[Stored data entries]
----

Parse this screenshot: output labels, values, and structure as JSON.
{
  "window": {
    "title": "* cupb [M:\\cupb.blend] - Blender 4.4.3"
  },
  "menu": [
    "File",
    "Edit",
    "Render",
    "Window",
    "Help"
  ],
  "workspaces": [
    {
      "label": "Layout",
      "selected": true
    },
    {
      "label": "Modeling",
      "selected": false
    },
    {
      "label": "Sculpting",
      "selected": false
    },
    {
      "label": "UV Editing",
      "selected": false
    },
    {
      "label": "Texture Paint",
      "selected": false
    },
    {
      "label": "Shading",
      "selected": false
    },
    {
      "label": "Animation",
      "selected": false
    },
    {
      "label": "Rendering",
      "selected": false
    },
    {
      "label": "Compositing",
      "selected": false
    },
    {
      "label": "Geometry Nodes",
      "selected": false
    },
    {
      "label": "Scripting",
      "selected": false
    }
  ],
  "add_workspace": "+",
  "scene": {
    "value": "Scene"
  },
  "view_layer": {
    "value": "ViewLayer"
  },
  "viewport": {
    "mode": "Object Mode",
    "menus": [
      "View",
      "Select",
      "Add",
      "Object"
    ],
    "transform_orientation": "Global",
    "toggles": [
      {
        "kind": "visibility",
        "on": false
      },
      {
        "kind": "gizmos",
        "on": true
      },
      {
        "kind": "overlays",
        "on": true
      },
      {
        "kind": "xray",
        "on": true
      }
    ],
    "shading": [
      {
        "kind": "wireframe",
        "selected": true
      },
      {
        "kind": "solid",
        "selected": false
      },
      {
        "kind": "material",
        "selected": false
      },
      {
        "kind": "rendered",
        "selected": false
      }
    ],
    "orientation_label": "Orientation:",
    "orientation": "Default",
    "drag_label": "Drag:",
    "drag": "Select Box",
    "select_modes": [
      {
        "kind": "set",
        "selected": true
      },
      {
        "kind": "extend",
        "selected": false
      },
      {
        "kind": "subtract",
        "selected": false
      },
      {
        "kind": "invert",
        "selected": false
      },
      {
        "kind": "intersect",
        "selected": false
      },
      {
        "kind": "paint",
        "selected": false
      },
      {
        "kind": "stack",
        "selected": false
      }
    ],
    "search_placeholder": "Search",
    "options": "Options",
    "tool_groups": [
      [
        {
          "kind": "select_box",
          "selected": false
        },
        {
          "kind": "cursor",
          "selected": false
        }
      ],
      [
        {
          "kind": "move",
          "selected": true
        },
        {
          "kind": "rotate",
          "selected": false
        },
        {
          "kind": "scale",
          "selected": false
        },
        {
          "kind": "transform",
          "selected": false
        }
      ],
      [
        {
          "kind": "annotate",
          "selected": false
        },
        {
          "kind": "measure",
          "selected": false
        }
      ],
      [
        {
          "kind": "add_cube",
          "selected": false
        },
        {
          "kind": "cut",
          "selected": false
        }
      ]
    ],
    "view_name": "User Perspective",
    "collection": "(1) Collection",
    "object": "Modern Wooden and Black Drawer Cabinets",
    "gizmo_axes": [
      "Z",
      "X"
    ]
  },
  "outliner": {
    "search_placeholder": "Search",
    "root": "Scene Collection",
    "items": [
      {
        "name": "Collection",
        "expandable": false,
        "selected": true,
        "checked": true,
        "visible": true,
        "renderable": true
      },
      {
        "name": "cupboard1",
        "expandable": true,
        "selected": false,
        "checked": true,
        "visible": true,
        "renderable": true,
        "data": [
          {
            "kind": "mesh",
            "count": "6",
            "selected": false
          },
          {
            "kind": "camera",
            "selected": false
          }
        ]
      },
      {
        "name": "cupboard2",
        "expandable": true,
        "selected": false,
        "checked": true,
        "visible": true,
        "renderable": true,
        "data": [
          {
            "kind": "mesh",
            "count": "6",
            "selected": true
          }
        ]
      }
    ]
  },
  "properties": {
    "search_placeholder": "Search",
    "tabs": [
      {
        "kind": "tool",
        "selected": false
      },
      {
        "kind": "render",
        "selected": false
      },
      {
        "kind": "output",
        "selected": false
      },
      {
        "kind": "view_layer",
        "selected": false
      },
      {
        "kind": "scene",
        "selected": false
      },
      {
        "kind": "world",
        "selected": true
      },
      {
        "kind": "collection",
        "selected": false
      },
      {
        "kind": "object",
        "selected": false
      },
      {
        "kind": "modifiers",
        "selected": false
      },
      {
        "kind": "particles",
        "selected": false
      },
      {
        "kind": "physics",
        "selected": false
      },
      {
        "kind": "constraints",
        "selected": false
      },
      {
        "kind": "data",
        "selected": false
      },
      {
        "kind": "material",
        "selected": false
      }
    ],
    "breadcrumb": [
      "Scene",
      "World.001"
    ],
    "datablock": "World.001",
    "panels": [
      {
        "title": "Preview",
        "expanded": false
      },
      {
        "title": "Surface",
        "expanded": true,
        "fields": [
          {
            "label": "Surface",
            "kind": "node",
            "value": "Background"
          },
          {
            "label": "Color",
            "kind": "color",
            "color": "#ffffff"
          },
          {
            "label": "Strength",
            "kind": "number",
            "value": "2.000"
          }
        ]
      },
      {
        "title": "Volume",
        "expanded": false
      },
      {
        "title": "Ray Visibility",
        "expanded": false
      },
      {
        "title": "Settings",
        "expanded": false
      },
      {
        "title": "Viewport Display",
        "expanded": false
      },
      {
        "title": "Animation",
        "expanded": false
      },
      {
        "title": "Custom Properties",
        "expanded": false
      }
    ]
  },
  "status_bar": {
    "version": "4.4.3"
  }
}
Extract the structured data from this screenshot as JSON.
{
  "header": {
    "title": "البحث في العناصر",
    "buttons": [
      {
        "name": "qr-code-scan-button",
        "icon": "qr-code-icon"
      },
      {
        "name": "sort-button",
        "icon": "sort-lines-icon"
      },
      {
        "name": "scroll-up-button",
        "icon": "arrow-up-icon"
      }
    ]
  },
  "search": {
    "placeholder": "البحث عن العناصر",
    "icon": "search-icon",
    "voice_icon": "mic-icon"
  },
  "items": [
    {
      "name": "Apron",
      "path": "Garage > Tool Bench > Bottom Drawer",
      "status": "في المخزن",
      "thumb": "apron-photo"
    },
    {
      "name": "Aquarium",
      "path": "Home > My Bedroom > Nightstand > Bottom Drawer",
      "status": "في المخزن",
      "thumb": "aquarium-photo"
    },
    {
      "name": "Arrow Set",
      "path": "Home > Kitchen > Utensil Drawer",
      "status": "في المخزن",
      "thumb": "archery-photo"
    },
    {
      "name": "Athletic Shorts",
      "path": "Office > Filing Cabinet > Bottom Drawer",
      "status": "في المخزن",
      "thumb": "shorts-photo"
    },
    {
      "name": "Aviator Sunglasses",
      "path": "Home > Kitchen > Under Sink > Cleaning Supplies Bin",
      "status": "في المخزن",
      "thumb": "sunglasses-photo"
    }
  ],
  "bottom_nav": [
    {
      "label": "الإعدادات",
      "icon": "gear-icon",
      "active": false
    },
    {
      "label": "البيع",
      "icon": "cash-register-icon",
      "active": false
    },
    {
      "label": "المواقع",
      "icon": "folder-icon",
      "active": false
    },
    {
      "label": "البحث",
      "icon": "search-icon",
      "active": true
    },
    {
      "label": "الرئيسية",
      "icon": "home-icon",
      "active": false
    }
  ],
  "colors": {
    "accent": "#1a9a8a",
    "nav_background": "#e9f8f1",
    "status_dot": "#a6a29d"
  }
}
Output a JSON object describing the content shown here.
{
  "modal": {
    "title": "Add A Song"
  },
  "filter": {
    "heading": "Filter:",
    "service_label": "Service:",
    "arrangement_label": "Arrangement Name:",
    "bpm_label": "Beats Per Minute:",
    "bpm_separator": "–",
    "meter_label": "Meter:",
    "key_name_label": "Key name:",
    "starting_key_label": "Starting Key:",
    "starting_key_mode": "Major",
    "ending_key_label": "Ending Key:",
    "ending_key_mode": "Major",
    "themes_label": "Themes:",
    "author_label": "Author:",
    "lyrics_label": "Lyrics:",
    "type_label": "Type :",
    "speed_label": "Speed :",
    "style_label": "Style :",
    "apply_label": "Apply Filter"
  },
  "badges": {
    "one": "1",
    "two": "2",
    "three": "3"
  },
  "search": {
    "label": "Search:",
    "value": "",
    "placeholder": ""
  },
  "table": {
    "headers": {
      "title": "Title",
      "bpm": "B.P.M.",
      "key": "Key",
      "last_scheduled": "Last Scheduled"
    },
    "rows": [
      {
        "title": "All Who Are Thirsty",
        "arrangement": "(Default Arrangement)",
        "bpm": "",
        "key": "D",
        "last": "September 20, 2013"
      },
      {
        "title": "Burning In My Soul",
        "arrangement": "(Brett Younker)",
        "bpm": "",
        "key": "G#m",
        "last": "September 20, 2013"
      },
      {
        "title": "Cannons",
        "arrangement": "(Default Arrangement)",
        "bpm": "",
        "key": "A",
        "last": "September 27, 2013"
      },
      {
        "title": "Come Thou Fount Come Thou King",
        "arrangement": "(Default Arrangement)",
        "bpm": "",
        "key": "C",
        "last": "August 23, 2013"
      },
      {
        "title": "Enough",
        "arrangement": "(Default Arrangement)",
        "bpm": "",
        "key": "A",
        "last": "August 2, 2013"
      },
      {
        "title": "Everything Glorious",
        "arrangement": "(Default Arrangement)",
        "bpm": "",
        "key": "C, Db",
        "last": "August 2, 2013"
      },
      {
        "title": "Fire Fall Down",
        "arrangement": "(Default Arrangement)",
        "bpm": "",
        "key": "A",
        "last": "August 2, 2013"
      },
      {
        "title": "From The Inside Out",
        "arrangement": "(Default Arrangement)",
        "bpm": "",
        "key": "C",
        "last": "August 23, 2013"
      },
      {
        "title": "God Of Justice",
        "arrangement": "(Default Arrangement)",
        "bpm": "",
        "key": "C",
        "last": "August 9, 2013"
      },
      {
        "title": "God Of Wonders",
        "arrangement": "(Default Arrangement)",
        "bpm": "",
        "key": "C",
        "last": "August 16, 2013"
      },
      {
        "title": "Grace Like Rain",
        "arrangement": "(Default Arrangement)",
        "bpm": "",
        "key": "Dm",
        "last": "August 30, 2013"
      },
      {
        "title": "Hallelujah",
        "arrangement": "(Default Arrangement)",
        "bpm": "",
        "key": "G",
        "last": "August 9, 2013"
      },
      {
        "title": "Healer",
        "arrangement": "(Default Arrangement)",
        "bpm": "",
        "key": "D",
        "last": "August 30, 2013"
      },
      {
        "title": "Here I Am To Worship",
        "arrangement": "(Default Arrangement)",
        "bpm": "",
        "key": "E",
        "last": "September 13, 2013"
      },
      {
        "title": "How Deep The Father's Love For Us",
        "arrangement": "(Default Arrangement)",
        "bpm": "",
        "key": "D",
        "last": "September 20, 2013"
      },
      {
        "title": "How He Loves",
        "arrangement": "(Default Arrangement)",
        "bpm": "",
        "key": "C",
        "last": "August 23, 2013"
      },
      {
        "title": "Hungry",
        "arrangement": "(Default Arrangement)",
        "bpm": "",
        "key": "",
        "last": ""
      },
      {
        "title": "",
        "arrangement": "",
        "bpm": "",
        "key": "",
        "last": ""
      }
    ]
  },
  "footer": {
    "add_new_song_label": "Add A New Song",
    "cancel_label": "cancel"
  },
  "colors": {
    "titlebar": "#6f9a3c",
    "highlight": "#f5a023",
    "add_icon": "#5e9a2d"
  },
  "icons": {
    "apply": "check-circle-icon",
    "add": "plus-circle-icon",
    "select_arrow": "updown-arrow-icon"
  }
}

----

State only how many lines in the material include "this".

2